THE REQUEST :: Find the lines containing the word "Heft" and copy every one of them.

▽

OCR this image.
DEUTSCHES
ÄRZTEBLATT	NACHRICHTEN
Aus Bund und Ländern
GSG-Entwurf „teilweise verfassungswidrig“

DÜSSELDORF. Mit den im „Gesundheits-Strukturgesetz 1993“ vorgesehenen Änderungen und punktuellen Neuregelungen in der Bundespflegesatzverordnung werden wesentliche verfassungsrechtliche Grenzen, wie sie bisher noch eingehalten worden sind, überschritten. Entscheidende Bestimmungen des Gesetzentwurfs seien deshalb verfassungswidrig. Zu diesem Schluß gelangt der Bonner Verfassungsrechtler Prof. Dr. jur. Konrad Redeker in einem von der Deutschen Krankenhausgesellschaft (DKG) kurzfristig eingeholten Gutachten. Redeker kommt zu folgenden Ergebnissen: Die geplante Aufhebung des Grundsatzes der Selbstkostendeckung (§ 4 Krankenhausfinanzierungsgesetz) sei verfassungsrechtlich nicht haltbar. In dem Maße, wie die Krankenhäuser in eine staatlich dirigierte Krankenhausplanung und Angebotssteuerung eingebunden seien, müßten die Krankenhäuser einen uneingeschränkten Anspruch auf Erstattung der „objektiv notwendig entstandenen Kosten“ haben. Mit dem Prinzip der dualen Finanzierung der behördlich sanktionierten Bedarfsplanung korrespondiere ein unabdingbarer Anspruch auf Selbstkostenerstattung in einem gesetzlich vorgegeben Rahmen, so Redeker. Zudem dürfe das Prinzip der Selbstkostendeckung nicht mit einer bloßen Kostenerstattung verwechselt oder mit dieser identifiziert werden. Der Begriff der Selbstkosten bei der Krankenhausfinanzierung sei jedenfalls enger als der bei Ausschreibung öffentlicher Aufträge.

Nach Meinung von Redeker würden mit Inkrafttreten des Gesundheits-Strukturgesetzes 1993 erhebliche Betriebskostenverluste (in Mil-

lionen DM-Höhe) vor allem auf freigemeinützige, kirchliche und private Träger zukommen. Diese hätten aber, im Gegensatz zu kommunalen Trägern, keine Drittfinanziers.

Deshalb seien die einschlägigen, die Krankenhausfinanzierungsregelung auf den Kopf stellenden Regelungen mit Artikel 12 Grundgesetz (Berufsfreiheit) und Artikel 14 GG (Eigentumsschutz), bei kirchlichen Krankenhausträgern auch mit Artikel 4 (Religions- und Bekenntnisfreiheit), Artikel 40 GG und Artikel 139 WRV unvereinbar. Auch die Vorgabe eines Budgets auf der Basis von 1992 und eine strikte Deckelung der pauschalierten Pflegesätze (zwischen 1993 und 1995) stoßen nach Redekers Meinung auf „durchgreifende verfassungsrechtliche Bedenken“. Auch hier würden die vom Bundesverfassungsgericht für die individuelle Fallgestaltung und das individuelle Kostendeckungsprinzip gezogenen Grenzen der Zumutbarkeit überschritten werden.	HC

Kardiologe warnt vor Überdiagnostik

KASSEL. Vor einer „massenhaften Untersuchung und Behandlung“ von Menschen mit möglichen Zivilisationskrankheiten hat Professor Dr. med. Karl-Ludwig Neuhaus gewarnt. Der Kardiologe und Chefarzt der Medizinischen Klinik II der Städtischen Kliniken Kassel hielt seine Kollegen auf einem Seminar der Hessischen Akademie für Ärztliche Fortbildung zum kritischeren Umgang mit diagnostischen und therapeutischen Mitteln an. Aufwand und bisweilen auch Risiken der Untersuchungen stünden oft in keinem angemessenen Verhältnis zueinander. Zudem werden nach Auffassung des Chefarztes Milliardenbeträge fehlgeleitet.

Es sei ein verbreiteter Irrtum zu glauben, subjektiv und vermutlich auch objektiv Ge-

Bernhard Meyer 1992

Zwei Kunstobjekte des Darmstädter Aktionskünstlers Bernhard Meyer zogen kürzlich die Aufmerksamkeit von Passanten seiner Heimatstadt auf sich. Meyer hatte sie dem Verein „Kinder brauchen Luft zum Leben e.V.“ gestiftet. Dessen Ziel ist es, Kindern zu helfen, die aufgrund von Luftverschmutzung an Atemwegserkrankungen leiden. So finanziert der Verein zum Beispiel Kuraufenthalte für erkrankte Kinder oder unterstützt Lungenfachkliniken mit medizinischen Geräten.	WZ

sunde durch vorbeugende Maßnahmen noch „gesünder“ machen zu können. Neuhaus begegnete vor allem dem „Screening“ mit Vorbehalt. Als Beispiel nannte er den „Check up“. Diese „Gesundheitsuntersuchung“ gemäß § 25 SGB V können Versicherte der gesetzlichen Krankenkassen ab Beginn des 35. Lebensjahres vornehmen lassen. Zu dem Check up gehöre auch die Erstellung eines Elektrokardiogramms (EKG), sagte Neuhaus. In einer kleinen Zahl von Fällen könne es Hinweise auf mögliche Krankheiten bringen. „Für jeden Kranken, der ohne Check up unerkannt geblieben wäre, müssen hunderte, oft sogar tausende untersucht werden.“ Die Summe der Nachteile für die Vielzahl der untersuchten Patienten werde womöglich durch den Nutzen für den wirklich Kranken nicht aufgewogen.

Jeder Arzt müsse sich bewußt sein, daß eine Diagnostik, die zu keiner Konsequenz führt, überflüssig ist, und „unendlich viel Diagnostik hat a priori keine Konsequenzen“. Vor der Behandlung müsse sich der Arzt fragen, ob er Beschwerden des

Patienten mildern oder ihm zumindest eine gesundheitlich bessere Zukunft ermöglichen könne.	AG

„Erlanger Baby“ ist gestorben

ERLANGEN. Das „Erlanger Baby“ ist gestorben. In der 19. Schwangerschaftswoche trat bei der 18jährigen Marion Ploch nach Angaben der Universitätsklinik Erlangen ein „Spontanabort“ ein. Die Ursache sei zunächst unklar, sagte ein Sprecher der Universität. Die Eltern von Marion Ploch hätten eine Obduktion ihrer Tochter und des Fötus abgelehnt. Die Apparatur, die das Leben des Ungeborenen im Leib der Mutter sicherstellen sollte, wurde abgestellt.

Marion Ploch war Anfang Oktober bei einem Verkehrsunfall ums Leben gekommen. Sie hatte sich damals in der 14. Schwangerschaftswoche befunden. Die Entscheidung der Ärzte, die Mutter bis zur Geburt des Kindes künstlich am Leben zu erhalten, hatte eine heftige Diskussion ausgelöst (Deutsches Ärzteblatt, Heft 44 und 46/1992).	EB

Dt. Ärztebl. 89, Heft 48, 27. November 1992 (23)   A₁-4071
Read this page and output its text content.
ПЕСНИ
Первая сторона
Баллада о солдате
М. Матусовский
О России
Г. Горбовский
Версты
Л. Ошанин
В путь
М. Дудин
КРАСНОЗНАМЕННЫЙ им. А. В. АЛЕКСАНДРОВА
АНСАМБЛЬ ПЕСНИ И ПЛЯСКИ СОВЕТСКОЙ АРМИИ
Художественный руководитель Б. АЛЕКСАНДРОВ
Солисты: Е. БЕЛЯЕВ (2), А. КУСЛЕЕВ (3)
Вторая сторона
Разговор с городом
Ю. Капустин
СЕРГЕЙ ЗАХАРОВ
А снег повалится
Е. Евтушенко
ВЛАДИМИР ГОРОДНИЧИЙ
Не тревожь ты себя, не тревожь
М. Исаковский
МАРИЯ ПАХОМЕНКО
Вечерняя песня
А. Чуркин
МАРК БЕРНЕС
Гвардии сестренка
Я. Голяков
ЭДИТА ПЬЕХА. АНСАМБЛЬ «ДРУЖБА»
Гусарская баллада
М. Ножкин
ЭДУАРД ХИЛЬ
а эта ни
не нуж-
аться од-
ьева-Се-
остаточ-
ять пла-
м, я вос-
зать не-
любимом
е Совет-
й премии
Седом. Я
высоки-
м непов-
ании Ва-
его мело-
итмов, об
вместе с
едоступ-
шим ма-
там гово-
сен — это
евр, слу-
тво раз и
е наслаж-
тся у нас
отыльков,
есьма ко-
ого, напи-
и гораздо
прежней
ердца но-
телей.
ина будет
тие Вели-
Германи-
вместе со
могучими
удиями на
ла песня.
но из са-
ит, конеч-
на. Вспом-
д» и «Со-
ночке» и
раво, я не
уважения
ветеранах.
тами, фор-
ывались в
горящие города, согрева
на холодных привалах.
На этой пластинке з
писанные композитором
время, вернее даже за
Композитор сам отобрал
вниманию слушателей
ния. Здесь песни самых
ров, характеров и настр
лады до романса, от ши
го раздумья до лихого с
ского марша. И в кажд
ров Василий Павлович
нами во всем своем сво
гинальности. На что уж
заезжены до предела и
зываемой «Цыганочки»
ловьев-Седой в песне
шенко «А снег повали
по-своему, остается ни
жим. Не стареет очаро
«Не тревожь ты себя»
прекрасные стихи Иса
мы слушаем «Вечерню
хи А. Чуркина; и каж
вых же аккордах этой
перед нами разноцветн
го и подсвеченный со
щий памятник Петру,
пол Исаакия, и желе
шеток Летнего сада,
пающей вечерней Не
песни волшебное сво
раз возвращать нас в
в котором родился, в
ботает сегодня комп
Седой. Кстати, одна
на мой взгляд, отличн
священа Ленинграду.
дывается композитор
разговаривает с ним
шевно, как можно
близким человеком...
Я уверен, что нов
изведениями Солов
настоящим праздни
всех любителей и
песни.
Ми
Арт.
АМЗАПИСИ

△

RESULT OF THE TASK ::
Marion Ploch war Anfang Oktober bei einem Verkehrsunfall ums Leben gekommen. Sie hatte sich damals in der 14. Schwangerschaftswoche befunden. Die Entscheidung der Ärzte, die Mutter bis zur Geburt des Kindes künstlich am Leben zu erhalten, hatte eine heftige Diskussion ausgelöst (Deutsches Ärzteblatt, Heft 44 und 46/1992).	EB
Dt. Ärztebl. 89, Heft 48, 27. November 1992 (23)   A₁-4071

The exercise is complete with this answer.